Stated exercise
Repeat every entry in the listing below, exactly.

Data lines
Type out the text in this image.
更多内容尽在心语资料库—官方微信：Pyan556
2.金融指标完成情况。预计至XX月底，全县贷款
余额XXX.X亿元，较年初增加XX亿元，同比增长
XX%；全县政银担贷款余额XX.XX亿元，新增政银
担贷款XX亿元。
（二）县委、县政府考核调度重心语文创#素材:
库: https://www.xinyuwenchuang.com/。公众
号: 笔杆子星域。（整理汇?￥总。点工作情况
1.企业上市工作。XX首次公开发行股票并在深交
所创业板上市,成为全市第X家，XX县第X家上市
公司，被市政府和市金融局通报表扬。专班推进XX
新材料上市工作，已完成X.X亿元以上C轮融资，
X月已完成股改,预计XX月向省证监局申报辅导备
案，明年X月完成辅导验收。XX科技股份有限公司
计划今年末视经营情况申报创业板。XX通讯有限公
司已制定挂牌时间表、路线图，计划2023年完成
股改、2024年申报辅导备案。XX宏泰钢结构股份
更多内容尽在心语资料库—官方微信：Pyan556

Written reply
Type out the text in this image.
更多内容尽在心语资料库—官方微信：Pyan556
2.金融指标完成情况。预计至XX月底，全县贷款
余额XXX.X亿元，较年初增加XX亿元，同比增长
XX%；全县政银担贷款余额XX.XX亿元，新增政银
担贷款XX亿元。
（二）县委、县政府考核调度重心语文创#素材:
库: https://www.xinyuwenchuang.com/。公众
号: 笔杆子星域。（整理汇?￥总。点工作情况
1.企业上市工作。XX首次公开发行股票并在深交
所创业板上市,成为全市第X家，XX县第X家上市
公司，被市政府和市金融局通报表扬。专班推进XX
新材料上市工作，已完成X.X亿元以上C轮融资，
X月已完成股改,预计XX月向省证监局申报辅导备
案，明年X月完成辅导验收。XX科技股份有限公司
计划今年末视经营情况申报创业板。XX通讯有限公
司已制定挂牌时间表、路线图，计划2023年完成
股改、2024年申报辅导备案。XX宏泰钢结构股份
更多内容尽在心语资料库—官方微信：Pyan556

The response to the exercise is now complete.